__Exercise description__
Your task is to repeat the listing exactly.

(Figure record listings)
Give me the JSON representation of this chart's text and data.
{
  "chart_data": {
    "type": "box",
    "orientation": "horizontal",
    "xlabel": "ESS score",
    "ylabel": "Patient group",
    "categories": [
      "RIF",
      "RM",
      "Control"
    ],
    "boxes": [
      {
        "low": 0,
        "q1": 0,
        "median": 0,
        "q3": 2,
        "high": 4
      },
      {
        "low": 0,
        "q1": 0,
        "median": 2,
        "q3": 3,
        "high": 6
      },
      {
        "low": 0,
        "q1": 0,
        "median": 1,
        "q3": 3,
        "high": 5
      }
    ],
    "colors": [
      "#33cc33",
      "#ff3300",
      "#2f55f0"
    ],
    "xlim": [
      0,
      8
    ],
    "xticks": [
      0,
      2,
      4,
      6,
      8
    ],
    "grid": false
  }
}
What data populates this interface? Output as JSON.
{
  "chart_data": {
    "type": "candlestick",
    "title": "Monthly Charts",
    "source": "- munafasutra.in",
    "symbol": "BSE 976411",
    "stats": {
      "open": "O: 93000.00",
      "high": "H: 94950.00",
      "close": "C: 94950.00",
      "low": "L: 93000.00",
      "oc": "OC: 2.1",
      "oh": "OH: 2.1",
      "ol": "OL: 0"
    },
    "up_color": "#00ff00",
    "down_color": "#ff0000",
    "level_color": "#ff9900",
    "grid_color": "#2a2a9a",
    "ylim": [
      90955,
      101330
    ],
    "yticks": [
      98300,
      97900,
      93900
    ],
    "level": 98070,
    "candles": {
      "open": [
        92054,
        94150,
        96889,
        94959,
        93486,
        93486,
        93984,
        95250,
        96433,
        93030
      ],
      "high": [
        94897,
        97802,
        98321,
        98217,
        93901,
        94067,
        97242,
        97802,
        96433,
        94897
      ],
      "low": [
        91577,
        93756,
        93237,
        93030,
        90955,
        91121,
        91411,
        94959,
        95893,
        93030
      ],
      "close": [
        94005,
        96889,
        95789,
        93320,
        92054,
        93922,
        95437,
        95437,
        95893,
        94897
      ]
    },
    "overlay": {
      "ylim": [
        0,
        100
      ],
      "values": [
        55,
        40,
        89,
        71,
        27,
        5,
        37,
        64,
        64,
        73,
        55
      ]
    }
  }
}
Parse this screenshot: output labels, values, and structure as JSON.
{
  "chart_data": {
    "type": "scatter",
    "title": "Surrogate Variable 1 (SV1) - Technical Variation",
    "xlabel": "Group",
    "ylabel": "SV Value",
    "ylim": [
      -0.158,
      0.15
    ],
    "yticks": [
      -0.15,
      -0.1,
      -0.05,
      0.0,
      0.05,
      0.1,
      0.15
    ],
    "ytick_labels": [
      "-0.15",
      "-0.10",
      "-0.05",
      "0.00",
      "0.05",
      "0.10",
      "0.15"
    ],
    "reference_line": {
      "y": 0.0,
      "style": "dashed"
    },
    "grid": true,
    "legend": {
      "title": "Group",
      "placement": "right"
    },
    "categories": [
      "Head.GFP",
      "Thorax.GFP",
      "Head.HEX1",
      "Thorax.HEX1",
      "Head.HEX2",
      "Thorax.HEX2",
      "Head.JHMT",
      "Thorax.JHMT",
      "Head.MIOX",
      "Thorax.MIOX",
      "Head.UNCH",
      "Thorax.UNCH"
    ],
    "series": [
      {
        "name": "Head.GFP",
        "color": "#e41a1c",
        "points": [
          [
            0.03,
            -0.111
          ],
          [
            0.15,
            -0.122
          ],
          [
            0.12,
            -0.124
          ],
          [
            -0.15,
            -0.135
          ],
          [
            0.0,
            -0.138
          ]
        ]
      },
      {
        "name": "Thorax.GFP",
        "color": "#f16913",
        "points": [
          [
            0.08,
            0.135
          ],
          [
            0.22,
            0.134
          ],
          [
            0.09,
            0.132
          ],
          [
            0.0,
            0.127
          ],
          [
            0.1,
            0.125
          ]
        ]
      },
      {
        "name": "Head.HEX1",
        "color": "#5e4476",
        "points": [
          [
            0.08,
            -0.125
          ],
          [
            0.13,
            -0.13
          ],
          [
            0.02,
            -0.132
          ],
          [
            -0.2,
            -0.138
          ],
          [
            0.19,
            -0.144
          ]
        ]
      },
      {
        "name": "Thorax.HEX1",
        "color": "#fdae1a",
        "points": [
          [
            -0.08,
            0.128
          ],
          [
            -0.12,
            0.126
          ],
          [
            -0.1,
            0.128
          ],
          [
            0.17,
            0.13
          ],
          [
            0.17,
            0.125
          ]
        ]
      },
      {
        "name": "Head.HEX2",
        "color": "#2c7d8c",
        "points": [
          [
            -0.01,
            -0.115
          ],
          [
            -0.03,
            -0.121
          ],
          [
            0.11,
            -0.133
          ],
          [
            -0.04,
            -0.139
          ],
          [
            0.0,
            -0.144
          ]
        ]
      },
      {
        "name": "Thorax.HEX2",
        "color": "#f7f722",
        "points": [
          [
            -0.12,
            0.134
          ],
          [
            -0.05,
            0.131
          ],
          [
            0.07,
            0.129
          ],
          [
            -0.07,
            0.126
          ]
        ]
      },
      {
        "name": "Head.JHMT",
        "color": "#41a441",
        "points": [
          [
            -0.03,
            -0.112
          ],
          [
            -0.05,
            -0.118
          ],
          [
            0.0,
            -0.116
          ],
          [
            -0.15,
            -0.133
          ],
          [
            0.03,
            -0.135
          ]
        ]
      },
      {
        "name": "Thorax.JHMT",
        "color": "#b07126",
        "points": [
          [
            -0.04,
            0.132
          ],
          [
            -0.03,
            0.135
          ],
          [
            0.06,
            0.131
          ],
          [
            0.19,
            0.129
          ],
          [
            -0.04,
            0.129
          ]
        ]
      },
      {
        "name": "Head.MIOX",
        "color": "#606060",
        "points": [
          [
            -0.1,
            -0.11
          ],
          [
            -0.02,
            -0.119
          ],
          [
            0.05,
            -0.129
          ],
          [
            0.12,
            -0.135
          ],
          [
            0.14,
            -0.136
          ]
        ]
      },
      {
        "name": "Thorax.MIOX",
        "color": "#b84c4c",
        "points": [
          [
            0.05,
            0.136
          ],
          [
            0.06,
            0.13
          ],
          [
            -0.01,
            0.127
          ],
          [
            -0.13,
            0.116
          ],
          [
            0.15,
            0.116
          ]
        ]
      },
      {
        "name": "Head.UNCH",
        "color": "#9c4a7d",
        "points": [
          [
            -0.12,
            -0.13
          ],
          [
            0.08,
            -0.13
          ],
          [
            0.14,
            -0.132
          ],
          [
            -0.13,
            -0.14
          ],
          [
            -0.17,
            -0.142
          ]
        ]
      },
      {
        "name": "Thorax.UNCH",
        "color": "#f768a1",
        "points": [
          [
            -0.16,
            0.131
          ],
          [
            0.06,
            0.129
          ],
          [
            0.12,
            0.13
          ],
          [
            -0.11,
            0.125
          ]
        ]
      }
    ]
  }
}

__Answer in full__
Give me the JSON representation of this chart's text and data.
{
  "chart_data": {
    "type": "box",
    "orientation": "horizontal",
    "xlabel": "ESS score",
    "ylabel": "Patient group",
    "categories": [
      "RIF",
      "RM",
      "Control"
    ],
    "boxes": [
      {
        "low": 0,
        "q1": 0,
        "median": 0,
        "q3": 2,
        "high": 4
      },
      {
        "low": 0,
        "q1": 0,
        "median": 2,
        "q3": 3,
        "high": 6
      },
      {
        "low": 0,
        "q1": 0,
        "median": 1,
        "q3": 3,
        "high": 5
      }
    ],
    "colors": [
      "#33cc33",
      "#ff3300",
      "#2f55f0"
    ],
    "xlim": [
      0,
      8
    ],
    "xticks": [
      0,
      2,
      4,
      6,
      8
    ],
    "grid": false
  }
}
What data populates this interface? Output as JSON.
{
  "chart_data": {
    "type": "candlestick",
    "title": "Monthly Charts",
    "source": "- munafasutra.in",
    "symbol": "BSE 976411",
    "stats": {
      "open": "O: 93000.00",
      "high": "H: 94950.00",
      "close": "C: 94950.00",
      "low": "L: 93000.00",
      "oc": "OC: 2.1",
      "oh": "OH: 2.1",
      "ol": "OL: 0"
    },
    "up_color": "#00ff00",
    "down_color": "#ff0000",
    "level_color": "#ff9900",
    "grid_color": "#2a2a9a",
    "ylim": [
      90955,
      101330
    ],
    "yticks": [
      98300,
      97900,
      93900
    ],
    "level": 98070,
    "candles": {
      "open": [
        92054,
        94150,
        96889,
        94959,
        93486,
        93486,
        93984,
        95250,
        96433,
        93030
      ],
      "high": [
        94897,
        97802,
        98321,
        98217,
        93901,
        94067,
        97242,
        97802,
        96433,
        94897
      ],
      "low": [
        91577,
        93756,
        93237,
        93030,
        90955,
        91121,
        91411,
        94959,
        95893,
        93030
      ],
      "close": [
        94005,
        96889,
        95789,
        93320,
        92054,
        93922,
        95437,
        95437,
        95893,
        94897
      ]
    },
    "overlay": {
      "ylim": [
        0,
        100
      ],
      "values": [
        55,
        40,
        89,
        71,
        27,
        5,
        37,
        64,
        64,
        73,
        55
      ]
    }
  }
}
Parse this screenshot: output labels, values, and structure as JSON.
{
  "chart_data": {
    "type": "scatter",
    "title": "Surrogate Variable 1 (SV1) - Technical Variation",
    "xlabel": "Group",
    "ylabel": "SV Value",
    "ylim": [
      -0.158,
      0.15
    ],
    "yticks": [
      -0.15,
      -0.1,
      -0.05,
      0.0,
      0.05,
      0.1,
      0.15
    ],
    "ytick_labels": [
      "-0.15",
      "-0.10",
      "-0.05",
      "0.00",
      "0.05",
      "0.10",
      "0.15"
    ],
    "reference_line": {
      "y": 0.0,
      "style": "dashed"
    },
    "grid": true,
    "legend": {
      "title": "Group",
      "placement": "right"
    },
    "categories": [
      "Head.GFP",
      "Thorax.GFP",
      "Head.HEX1",
      "Thorax.HEX1",
      "Head.HEX2",
      "Thorax.HEX2",
      "Head.JHMT",
      "Thorax.JHMT",
      "Head.MIOX",
      "Thorax.MIOX",
      "Head.UNCH",
      "Thorax.UNCH"
    ],
    "series": [
      {
        "name": "Head.GFP",
        "color": "#e41a1c",
        "points": [
          [
            0.03,
            -0.111
          ],
          [
            0.15,
            -0.122
          ],
          [
            0.12,
            -0.124
          ],
          [
            -0.15,
            -0.135
          ],
          [
            0.0,
            -0.138
          ]
        ]
      },
      {
        "name": "Thorax.GFP",
        "color": "#f16913",
        "points": [
          [
            0.08,
            0.135
          ],
          [
            0.22,
            0.134
          ],
          [
            0.09,
            0.132
          ],
          [
            0.0,
            0.127
          ],
          [
            0.1,
            0.125
          ]
        ]
      },
      {
        "name": "Head.HEX1",
        "color": "#5e4476",
        "points": [
          [
            0.08,
            -0.125
          ],
          [
            0.13,
            -0.13
          ],
          [
            0.02,
            -0.132
          ],
          [
            -0.2,
            -0.138
          ],
          [
            0.19,
            -0.144
          ]
        ]
      },
      {
        "name": "Thorax.HEX1",
        "color": "#fdae1a",
        "points": [
          [
            -0.08,
            0.128
          ],
          [
            -0.12,
            0.126
          ],
          [
            -0.1,
            0.128
          ],
          [
            0.17,
            0.13
          ],
          [
            0.17,
            0.125
          ]
        ]
      },
      {
        "name": "Head.HEX2",
        "color": "#2c7d8c",
        "points": [
          [
            -0.01,
            -0.115
          ],
          [
            -0.03,
            -0.121
          ],
          [
            0.11,
            -0.133
          ],
          [
            -0.04,
            -0.139
          ],
          [
            0.0,
            -0.144
          ]
        ]
      },
      {
        "name": "Thorax.HEX2",
        "color": "#f7f722",
        "points": [
          [
            -0.12,
            0.134
          ],
          [
            -0.05,
            0.131
          ],
          [
            0.07,
            0.129
          ],
          [
            -0.07,
            0.126
          ]
        ]
      },
      {
        "name": "Head.JHMT",
        "color": "#41a441",
        "points": [
          [
            -0.03,
            -0.112
          ],
          [
            -0.05,
            -0.118
          ],
          [
            0.0,
            -0.116
          ],
          [
            -0.15,
            -0.133
          ],
          [
            0.03,
            -0.135
          ]
        ]
      },
      {
        "name": "Thorax.JHMT",
        "color": "#b07126",
        "points": [
          [
            -0.04,
            0.132
          ],
          [
            -0.03,
            0.135
          ],
          [
            0.06,
            0.131
          ],
          [
            0.19,
            0.129
          ],
          [
            -0.04,
            0.129
          ]
        ]
      },
      {
        "name": "Head.MIOX",
        "color": "#606060",
        "points": [
          [
            -0.1,
            -0.11
          ],
          [
            -0.02,
            -0.119
          ],
          [
            0.05,
            -0.129
          ],
          [
            0.12,
            -0.135
          ],
          [
            0.14,
            -0.136
          ]
        ]
      },
      {
        "name": "Thorax.MIOX",
        "color": "#b84c4c",
        "points": [
          [
            0.05,
            0.136
          ],
          [
            0.06,
            0.13
          ],
          [
            -0.01,
            0.127
          ],
          [
            -0.13,
            0.116
          ],
          [
            0.15,
            0.116
          ]
        ]
      },
      {
        "name": "Head.UNCH",
        "color": "#9c4a7d",
        "points": [
          [
            -0.12,
            -0.13
          ],
          [
            0.08,
            -0.13
          ],
          [
            0.14,
            -0.132
          ],
          [
            -0.13,
            -0.14
          ],
          [
            -0.17,
            -0.142
          ]
        ]
      },
      {
        "name": "Thorax.UNCH",
        "color": "#f768a1",
        "points": [
          [
            -0.16,
            0.131
          ],
          [
            0.06,
            0.129
          ],
          [
            0.12,
            0.13
          ],
          [
            -0.11,
            0.125
          ]
        ]
      }
    ]
  }
}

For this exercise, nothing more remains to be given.